[GIVEN PROBLEM]
Reproduce all of the data exactly, with no line skipped.

[RECORDS FOR PROCESSING]
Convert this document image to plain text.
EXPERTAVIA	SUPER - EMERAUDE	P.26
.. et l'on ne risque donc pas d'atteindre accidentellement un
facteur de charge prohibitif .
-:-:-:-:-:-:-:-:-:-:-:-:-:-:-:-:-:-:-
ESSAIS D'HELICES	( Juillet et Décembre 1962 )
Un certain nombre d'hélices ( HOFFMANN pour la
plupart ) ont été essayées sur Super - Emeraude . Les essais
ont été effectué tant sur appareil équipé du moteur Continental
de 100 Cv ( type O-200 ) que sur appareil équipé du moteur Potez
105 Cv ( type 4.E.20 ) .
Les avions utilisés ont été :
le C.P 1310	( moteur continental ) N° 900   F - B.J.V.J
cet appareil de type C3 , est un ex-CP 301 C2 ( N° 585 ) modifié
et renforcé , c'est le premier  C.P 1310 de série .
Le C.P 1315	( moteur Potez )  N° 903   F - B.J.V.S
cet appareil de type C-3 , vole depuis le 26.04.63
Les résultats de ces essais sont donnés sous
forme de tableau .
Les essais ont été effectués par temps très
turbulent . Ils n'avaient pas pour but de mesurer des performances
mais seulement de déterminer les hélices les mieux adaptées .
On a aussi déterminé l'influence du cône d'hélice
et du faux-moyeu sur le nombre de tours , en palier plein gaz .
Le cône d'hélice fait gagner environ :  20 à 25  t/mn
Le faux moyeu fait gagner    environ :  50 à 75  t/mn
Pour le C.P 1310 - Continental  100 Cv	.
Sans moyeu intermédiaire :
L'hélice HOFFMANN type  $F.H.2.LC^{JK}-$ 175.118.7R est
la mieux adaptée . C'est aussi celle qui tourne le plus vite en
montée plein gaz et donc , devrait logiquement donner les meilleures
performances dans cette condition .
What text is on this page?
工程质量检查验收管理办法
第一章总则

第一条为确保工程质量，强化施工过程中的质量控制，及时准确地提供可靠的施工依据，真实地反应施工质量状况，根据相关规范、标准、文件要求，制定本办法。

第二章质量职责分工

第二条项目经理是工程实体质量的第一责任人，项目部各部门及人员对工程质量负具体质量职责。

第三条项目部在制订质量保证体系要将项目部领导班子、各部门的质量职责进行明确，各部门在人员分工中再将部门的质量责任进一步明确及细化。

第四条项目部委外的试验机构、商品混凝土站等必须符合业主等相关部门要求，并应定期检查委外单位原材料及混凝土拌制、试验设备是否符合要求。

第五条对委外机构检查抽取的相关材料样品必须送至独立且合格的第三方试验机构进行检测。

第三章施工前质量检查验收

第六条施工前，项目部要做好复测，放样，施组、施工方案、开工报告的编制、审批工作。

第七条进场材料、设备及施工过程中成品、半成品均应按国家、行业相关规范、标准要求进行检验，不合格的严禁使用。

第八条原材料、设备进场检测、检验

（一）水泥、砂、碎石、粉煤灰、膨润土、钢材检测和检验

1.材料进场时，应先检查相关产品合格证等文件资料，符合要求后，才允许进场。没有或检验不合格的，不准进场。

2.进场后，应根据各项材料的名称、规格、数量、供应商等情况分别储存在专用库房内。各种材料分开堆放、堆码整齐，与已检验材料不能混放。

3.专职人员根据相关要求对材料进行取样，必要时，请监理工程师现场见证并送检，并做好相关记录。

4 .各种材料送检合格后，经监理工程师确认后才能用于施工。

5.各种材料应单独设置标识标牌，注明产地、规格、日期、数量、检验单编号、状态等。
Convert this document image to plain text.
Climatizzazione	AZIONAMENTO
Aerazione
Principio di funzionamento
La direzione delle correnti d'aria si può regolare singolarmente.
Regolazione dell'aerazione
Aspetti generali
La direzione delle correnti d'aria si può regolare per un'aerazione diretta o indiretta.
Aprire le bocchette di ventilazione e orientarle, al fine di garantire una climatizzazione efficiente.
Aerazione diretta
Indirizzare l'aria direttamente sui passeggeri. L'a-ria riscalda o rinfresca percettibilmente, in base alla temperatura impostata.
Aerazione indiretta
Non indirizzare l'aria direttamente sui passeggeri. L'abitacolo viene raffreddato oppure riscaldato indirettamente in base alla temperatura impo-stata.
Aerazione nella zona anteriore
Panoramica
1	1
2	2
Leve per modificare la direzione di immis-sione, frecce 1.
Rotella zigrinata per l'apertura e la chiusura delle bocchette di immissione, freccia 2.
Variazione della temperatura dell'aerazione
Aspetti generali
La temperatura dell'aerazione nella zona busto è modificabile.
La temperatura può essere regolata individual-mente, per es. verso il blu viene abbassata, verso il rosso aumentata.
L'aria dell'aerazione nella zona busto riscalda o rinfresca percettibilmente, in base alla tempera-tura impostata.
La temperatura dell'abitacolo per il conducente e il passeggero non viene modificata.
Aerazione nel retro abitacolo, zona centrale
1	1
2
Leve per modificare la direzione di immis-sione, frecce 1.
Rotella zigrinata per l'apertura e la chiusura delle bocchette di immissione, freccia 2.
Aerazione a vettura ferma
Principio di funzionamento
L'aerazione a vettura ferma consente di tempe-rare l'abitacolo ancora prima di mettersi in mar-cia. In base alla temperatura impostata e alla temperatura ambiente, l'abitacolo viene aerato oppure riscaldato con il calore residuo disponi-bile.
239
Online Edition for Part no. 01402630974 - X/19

[WRITTEN ANSWER]
Convert this document image to plain text.
EXPERTAVIA	SUPER - EMERAUDE	P.26
.. et l'on ne risque donc pas d'atteindre accidentellement un
facteur de charge prohibitif .
-:-:-:-:-:-:-:-:-:-:-:-:-:-:-:-:-:-:-
ESSAIS D'HELICES	( Juillet et Décembre 1962 )
Un certain nombre d'hélices ( HOFFMANN pour la
plupart ) ont été essayées sur Super - Emeraude . Les essais
ont été effectué tant sur appareil équipé du moteur Continental
de 100 Cv ( type O-200 ) que sur appareil équipé du moteur Potez
105 Cv ( type 4.E.20 ) .
Les avions utilisés ont été :
le C.P 1310	( moteur continental ) N° 900   F - B.J.V.J
cet appareil de type C3 , est un ex-CP 301 C2 ( N° 585 ) modifié
et renforcé , c'est le premier  C.P 1310 de série .
Le C.P 1315	( moteur Potez )  N° 903   F - B.J.V.S
cet appareil de type C-3 , vole depuis le 26.04.63
Les résultats de ces essais sont donnés sous
forme de tableau .
Les essais ont été effectués par temps très
turbulent . Ils n'avaient pas pour but de mesurer des performances
mais seulement de déterminer les hélices les mieux adaptées .
On a aussi déterminé l'influence du cône d'hélice
et du faux-moyeu sur le nombre de tours , en palier plein gaz .
Le cône d'hélice fait gagner environ :  20 à 25  t/mn
Le faux moyeu fait gagner    environ :  50 à 75  t/mn
Pour le C.P 1310 - Continental  100 Cv	.
Sans moyeu intermédiaire :
L'hélice HOFFMANN type  $F.H.2.LC^{JK}-$ 175.118.7R est
la mieux adaptée . C'est aussi celle qui tourne le plus vite en
montée plein gaz et donc , devrait logiquement donner les meilleures
performances dans cette condition .
What text is on this page?
工程质量检查验收管理办法
第一章总则

第一条为确保工程质量，强化施工过程中的质量控制，及时准确地提供可靠的施工依据，真实地反应施工质量状况，根据相关规范、标准、文件要求，制定本办法。

第二章质量职责分工

第二条项目经理是工程实体质量的第一责任人，项目部各部门及人员对工程质量负具体质量职责。

第三条项目部在制订质量保证体系要将项目部领导班子、各部门的质量职责进行明确，各部门在人员分工中再将部门的质量责任进一步明确及细化。

第四条项目部委外的试验机构、商品混凝土站等必须符合业主等相关部门要求，并应定期检查委外单位原材料及混凝土拌制、试验设备是否符合要求。

第五条对委外机构检查抽取的相关材料样品必须送至独立且合格的第三方试验机构进行检测。

第三章施工前质量检查验收

第六条施工前，项目部要做好复测，放样，施组、施工方案、开工报告的编制、审批工作。

第七条进场材料、设备及施工过程中成品、半成品均应按国家、行业相关规范、标准要求进行检验，不合格的严禁使用。

第八条原材料、设备进场检测、检验

（一）水泥、砂、碎石、粉煤灰、膨润土、钢材检测和检验

1.材料进场时，应先检查相关产品合格证等文件资料，符合要求后，才允许进场。没有或检验不合格的，不准进场。

2.进场后，应根据各项材料的名称、规格、数量、供应商等情况分别储存在专用库房内。各种材料分开堆放、堆码整齐，与已检验材料不能混放。

3.专职人员根据相关要求对材料进行取样，必要时，请监理工程师现场见证并送检，并做好相关记录。

4 .各种材料送检合格后，经监理工程师确认后才能用于施工。

5.各种材料应单独设置标识标牌，注明产地、规格、日期、数量、检验单编号、状态等。
Convert this document image to plain text.
Climatizzazione	AZIONAMENTO
Aerazione
Principio di funzionamento
La direzione delle correnti d'aria si può regolare singolarmente.
Regolazione dell'aerazione
Aspetti generali
La direzione delle correnti d'aria si può regolare per un'aerazione diretta o indiretta.
Aprire le bocchette di ventilazione e orientarle, al fine di garantire una climatizzazione efficiente.
Aerazione diretta
Indirizzare l'aria direttamente sui passeggeri. L'a-ria riscalda o rinfresca percettibilmente, in base alla temperatura impostata.
Aerazione indiretta
Non indirizzare l'aria direttamente sui passeggeri. L'abitacolo viene raffreddato oppure riscaldato indirettamente in base alla temperatura impo-stata.
Aerazione nella zona anteriore
Panoramica
1	1
2	2
Leve per modificare la direzione di immis-sione, frecce 1.
Rotella zigrinata per l'apertura e la chiusura delle bocchette di immissione, freccia 2.
Variazione della temperatura dell'aerazione
Aspetti generali
La temperatura dell'aerazione nella zona busto è modificabile.
La temperatura può essere regolata individual-mente, per es. verso il blu viene abbassata, verso il rosso aumentata.
L'aria dell'aerazione nella zona busto riscalda o rinfresca percettibilmente, in base alla tempera-tura impostata.
La temperatura dell'abitacolo per il conducente e il passeggero non viene modificata.
Aerazione nel retro abitacolo, zona centrale
1	1
2
Leve per modificare la direzione di immis-sione, frecce 1.
Rotella zigrinata per l'apertura e la chiusura delle bocchette di immissione, freccia 2.
Aerazione a vettura ferma
Principio di funzionamento
L'aerazione a vettura ferma consente di tempe-rare l'abitacolo ancora prima di mettersi in mar-cia. In base alla temperatura impostata e alla temperatura ambiente, l'abitacolo viene aerato oppure riscaldato con il calore residuo disponi-bile.
239
Online Edition for Part no. 01402630974 - X/19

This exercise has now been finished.